**Written request**: Copy out all of the material, matching it word for word.

**Data entries**:
----------------------------------------

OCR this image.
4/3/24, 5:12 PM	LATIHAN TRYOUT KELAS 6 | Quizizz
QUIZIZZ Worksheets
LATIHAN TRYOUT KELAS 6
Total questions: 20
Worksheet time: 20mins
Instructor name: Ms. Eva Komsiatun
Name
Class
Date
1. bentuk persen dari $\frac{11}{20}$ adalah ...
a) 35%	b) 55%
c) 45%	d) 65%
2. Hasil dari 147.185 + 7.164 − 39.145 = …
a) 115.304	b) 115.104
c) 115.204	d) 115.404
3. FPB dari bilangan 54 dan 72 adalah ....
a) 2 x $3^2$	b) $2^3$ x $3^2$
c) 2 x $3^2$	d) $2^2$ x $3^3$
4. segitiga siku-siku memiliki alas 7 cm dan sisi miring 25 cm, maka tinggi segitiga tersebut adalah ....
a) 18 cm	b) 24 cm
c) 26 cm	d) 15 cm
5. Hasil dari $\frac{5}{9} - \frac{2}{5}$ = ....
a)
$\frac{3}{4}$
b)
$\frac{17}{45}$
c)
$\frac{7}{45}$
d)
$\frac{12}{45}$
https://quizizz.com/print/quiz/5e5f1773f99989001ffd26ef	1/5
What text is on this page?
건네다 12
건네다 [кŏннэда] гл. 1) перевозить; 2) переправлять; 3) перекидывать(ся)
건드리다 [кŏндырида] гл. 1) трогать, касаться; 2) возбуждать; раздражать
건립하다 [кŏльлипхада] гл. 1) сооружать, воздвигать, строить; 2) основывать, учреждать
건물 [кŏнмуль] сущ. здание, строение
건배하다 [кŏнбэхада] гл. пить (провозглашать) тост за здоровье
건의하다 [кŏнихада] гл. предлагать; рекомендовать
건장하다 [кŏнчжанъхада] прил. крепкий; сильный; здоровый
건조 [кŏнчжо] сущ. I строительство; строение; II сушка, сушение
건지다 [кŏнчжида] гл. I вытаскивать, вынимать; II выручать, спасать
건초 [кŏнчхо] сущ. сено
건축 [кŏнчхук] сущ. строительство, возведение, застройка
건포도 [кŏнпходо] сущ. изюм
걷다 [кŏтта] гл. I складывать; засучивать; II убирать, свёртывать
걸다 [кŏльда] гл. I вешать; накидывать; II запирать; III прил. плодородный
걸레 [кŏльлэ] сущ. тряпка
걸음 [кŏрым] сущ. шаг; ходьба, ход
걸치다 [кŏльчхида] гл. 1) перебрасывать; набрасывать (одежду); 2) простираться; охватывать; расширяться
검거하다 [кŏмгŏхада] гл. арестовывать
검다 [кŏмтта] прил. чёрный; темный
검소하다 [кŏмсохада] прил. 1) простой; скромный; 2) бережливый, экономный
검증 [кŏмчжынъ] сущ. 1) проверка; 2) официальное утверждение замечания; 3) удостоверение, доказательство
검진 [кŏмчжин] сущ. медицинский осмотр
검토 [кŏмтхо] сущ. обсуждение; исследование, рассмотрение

----------------------------------------

**Complete output**:
OCR this image.
4/3/24, 5:12 PM	LATIHAN TRYOUT KELAS 6 | Quizizz
QUIZIZZ Worksheets
LATIHAN TRYOUT KELAS 6
Total questions: 20
Worksheet time: 20mins
Instructor name: Ms. Eva Komsiatun
Name
Class
Date
1. bentuk persen dari $\frac{11}{20}$ adalah ...
a) 35%	b) 55%
c) 45%	d) 65%
2. Hasil dari 147.185 + 7.164 − 39.145 = …
a) 115.304	b) 115.104
c) 115.204	d) 115.404
3. FPB dari bilangan 54 dan 72 adalah ....
a) 2 x $3^2$	b) $2^3$ x $3^2$
c) 2 x $3^2$	d) $2^2$ x $3^3$
4. segitiga siku-siku memiliki alas 7 cm dan sisi miring 25 cm, maka tinggi segitiga tersebut adalah ....
a) 18 cm	b) 24 cm
c) 26 cm	d) 15 cm
5. Hasil dari $\frac{5}{9} - \frac{2}{5}$ = ....
a)
$\frac{3}{4}$
b)
$\frac{17}{45}$
c)
$\frac{7}{45}$
d)
$\frac{12}{45}$
https://quizizz.com/print/quiz/5e5f1773f99989001ffd26ef	1/5
What text is on this page?
건네다 12
건네다 [кŏннэда] гл. 1) перевозить; 2) переправлять; 3) перекидывать(ся)
건드리다 [кŏндырида] гл. 1) трогать, касаться; 2) возбуждать; раздражать
건립하다 [кŏльлипхада] гл. 1) сооружать, воздвигать, строить; 2) основывать, учреждать
건물 [кŏнмуль] сущ. здание, строение
건배하다 [кŏнбэхада] гл. пить (провозглашать) тост за здоровье
건의하다 [кŏнихада] гл. предлагать; рекомендовать
건장하다 [кŏнчжанъхада] прил. крепкий; сильный; здоровый
건조 [кŏнчжо] сущ. I строительство; строение; II сушка, сушение
건지다 [кŏнчжида] гл. I вытаскивать, вынимать; II выручать, спасать
건초 [кŏнчхо] сущ. сено
건축 [кŏнчхук] сущ. строительство, возведение, застройка
건포도 [кŏнпходо] сущ. изюм
걷다 [кŏтта] гл. I складывать; засучивать; II убирать, свёртывать
걸다 [кŏльда] гл. I вешать; накидывать; II запирать; III прил. плодородный
걸레 [кŏльлэ] сущ. тряпка
걸음 [кŏрым] сущ. шаг; ходьба, ход
걸치다 [кŏльчхида] гл. 1) перебрасывать; набрасывать (одежду); 2) простираться; охватывать; расширяться
검거하다 [кŏмгŏхада] гл. арестовывать
검다 [кŏмтта] прил. чёрный; темный
검소하다 [кŏмсохада] прил. 1) простой; скромный; 2) бережливый, экономный
검증 [кŏмчжынъ] сущ. 1) проверка; 2) официальное утверждение замечания; 3) удостоверение, доказательство
검진 [кŏмчжин] сущ. медицинский осмотр
검토 [кŏмтхо] сущ. обсуждение; исследование, рассмотрение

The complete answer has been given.